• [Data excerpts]
-- start --

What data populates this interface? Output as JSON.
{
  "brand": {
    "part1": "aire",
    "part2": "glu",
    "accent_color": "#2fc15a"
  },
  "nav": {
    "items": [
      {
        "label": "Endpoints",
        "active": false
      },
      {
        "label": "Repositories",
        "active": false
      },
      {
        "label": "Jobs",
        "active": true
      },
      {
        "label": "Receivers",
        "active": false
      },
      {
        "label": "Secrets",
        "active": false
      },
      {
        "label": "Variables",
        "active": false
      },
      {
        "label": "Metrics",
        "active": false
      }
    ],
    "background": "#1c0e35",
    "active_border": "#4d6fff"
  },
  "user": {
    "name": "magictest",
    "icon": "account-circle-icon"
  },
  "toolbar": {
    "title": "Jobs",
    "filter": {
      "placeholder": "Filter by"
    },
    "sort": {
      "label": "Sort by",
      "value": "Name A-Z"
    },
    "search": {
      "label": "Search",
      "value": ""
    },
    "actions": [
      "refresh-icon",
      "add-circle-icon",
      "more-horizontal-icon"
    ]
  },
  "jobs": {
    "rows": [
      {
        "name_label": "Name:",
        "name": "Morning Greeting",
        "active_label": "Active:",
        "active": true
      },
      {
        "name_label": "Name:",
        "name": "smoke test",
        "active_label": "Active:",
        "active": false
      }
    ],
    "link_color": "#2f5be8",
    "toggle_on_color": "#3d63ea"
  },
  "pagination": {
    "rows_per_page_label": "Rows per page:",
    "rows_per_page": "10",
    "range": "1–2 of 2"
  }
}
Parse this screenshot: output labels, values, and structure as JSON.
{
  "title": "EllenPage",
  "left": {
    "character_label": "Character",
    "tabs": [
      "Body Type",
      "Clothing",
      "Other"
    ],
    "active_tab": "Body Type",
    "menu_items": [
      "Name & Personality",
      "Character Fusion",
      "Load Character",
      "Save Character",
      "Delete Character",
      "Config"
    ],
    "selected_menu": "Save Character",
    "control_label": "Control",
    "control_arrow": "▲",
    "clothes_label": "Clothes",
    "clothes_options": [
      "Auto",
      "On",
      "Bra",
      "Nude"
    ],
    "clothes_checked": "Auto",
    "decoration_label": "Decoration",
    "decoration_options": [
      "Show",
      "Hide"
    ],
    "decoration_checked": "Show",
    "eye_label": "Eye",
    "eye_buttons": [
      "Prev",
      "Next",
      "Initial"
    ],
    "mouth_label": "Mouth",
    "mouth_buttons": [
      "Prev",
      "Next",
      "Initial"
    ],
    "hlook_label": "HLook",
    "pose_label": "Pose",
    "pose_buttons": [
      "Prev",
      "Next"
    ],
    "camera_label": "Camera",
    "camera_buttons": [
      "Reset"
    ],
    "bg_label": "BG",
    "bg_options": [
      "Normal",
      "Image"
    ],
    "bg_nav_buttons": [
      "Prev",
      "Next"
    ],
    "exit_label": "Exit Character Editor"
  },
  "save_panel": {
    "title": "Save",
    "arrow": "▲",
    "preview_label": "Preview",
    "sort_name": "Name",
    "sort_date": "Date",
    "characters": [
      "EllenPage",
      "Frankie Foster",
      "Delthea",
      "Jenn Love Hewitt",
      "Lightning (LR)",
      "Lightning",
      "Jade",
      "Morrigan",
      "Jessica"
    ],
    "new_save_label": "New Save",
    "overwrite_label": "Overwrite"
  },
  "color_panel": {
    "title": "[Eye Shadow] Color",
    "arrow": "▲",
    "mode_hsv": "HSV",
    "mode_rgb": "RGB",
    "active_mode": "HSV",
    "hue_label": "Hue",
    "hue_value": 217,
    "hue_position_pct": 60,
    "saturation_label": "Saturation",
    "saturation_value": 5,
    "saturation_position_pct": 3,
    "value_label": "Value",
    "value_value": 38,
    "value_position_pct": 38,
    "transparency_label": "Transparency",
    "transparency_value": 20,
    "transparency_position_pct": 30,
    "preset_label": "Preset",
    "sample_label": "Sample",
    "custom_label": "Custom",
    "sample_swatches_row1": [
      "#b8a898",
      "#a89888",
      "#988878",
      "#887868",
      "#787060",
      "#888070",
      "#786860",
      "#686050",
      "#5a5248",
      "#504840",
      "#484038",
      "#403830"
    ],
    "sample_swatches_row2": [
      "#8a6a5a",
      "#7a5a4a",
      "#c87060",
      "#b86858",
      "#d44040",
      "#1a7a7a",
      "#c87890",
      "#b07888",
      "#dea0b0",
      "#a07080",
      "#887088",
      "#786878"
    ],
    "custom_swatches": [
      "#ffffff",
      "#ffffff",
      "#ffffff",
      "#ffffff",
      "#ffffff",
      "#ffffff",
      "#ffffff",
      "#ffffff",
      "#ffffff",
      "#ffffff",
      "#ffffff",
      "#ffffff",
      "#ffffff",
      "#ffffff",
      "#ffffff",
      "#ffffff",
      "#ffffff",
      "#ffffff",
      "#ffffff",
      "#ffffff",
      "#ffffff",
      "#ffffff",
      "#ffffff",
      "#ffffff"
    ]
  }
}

-- end --

Copy every line verbatim.

What data populates this interface? Output as JSON.
{
  "brand": {
    "part1": "aire",
    "part2": "glu",
    "accent_color": "#2fc15a"
  },
  "nav": {
    "items": [
      {
        "label": "Endpoints",
        "active": false
      },
      {
        "label": "Repositories",
        "active": false
      },
      {
        "label": "Jobs",
        "active": true
      },
      {
        "label": "Receivers",
        "active": false
      },
      {
        "label": "Secrets",
        "active": false
      },
      {
        "label": "Variables",
        "active": false
      },
      {
        "label": "Metrics",
        "active": false
      }
    ],
    "background": "#1c0e35",
    "active_border": "#4d6fff"
  },
  "user": {
    "name": "magictest",
    "icon": "account-circle-icon"
  },
  "toolbar": {
    "title": "Jobs",
    "filter": {
      "placeholder": "Filter by"
    },
    "sort": {
      "label": "Sort by",
      "value": "Name A-Z"
    },
    "search": {
      "label": "Search",
      "value": ""
    },
    "actions": [
      "refresh-icon",
      "add-circle-icon",
      "more-horizontal-icon"
    ]
  },
  "jobs": {
    "rows": [
      {
        "name_label": "Name:",
        "name": "Morning Greeting",
        "active_label": "Active:",
        "active": true
      },
      {
        "name_label": "Name:",
        "name": "smoke test",
        "active_label": "Active:",
        "active": false
      }
    ],
    "link_color": "#2f5be8",
    "toggle_on_color": "#3d63ea"
  },
  "pagination": {
    "rows_per_page_label": "Rows per page:",
    "rows_per_page": "10",
    "range": "1–2 of 2"
  }
}
Parse this screenshot: output labels, values, and structure as JSON.
{
  "title": "EllenPage",
  "left": {
    "character_label": "Character",
    "tabs": [
      "Body Type",
      "Clothing",
      "Other"
    ],
    "active_tab": "Body Type",
    "menu_items": [
      "Name & Personality",
      "Character Fusion",
      "Load Character",
      "Save Character",
      "Delete Character",
      "Config"
    ],
    "selected_menu": "Save Character",
    "control_label": "Control",
    "control_arrow": "▲",
    "clothes_label": "Clothes",
    "clothes_options": [
      "Auto",
      "On",
      "Bra",
      "Nude"
    ],
    "clothes_checked": "Auto",
    "decoration_label": "Decoration",
    "decoration_options": [
      "Show",
      "Hide"
    ],
    "decoration_checked": "Show",
    "eye_label": "Eye",
    "eye_buttons": [
      "Prev",
      "Next",
      "Initial"
    ],
    "mouth_label": "Mouth",
    "mouth_buttons": [
      "Prev",
      "Next",
      "Initial"
    ],
    "hlook_label": "HLook",
    "pose_label": "Pose",
    "pose_buttons": [
      "Prev",
      "Next"
    ],
    "camera_label": "Camera",
    "camera_buttons": [
      "Reset"
    ],
    "bg_label": "BG",
    "bg_options": [
      "Normal",
      "Image"
    ],
    "bg_nav_buttons": [
      "Prev",
      "Next"
    ],
    "exit_label": "Exit Character Editor"
  },
  "save_panel": {
    "title": "Save",
    "arrow": "▲",
    "preview_label": "Preview",
    "sort_name": "Name",
    "sort_date": "Date",
    "characters": [
      "EllenPage",
      "Frankie Foster",
      "Delthea",
      "Jenn Love Hewitt",
      "Lightning (LR)",
      "Lightning",
      "Jade",
      "Morrigan",
      "Jessica"
    ],
    "new_save_label": "New Save",
    "overwrite_label": "Overwrite"
  },
  "color_panel": {
    "title": "[Eye Shadow] Color",
    "arrow": "▲",
    "mode_hsv": "HSV",
    "mode_rgb": "RGB",
    "active_mode": "HSV",
    "hue_label": "Hue",
    "hue_value": 217,
    "hue_position_pct": 60,
    "saturation_label": "Saturation",
    "saturation_value": 5,
    "saturation_position_pct": 3,
    "value_label": "Value",
    "value_value": 38,
    "value_position_pct": 38,
    "transparency_label": "Transparency",
    "transparency_value": 20,
    "transparency_position_pct": 30,
    "preset_label": "Preset",
    "sample_label": "Sample",
    "custom_label": "Custom",
    "sample_swatches_row1": [
      "#b8a898",
      "#a89888",
      "#988878",
      "#887868",
      "#787060",
      "#888070",
      "#786860",
      "#686050",
      "#5a5248",
      "#504840",
      "#484038",
      "#403830"
    ],
    "sample_swatches_row2": [
      "#8a6a5a",
      "#7a5a4a",
      "#c87060",
      "#b86858",
      "#d44040",
      "#1a7a7a",
      "#c87890",
      "#b07888",
      "#dea0b0",
      "#a07080",
      "#887088",
      "#786878"
    ],
    "custom_swatches": [
      "#ffffff",
      "#ffffff",
      "#ffffff",
      "#ffffff",
      "#ffffff",
      "#ffffff",
      "#ffffff",
      "#ffffff",
      "#ffffff",
      "#ffffff",
      "#ffffff",
      "#ffffff",
      "#ffffff",
      "#ffffff",
      "#ffffff",
      "#ffffff",
      "#ffffff",
      "#ffffff",
      "#ffffff",
      "#ffffff",
      "#ffffff",
      "#ffffff",
      "#ffffff",
      "#ffffff"
    ]
  }
}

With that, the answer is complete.